INSTRUCTION — Copy the data that follows, character for character, minus the pictures.

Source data
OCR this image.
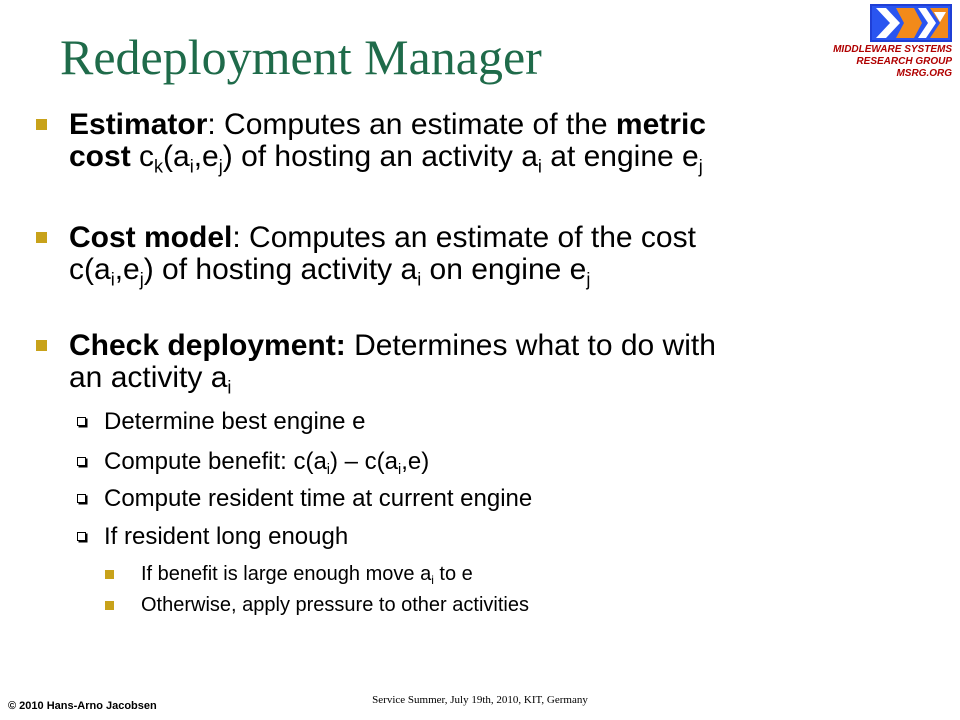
Redeployment Manager	MIDDLEWARE SYSTEMS
RESEARCH GROUP
MSRG.ORG
Estimator: Computes an estimate of the metric
cost $c_k(a_i,e_j)$ of hosting an activity $a_i$ at engine $e_j$
Cost model: Computes an estimate of the cost
$c(a_i,e_j)$ of hosting activity $a_i$ on engine $e_j$
Check deployment: Determines what to do with
an activity $a_i$
Determine best engine e
Compute benefit: $c(a_i) - c(a_i,e)$
Compute resident time at current engine
If resident long enough
If benefit is large enough move $a_i$ to e
Otherwise, apply pressure to other activities
© 2010 Hans-Arno Jacobsen	Service Summer, July 19th, 2010, KIT, Germany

EXERCISE ANSWER —
OCR this image.
Redeployment Manager	MIDDLEWARE SYSTEMS
RESEARCH GROUP
MSRG.ORG
Estimator: Computes an estimate of the metric
cost $c_k(a_i,e_j)$ of hosting an activity $a_i$ at engine $e_j$
Cost model: Computes an estimate of the cost
$c(a_i,e_j)$ of hosting activity $a_i$ on engine $e_j$
Check deployment: Determines what to do with
an activity $a_i$
Determine best engine e
Compute benefit: $c(a_i) - c(a_i,e)$
Compute resident time at current engine
If resident long enough
If benefit is large enough move $a_i$ to e
Otherwise, apply pressure to other activities
© 2010 Hans-Arno Jacobsen	Service Summer, July 19th, 2010, KIT, Germany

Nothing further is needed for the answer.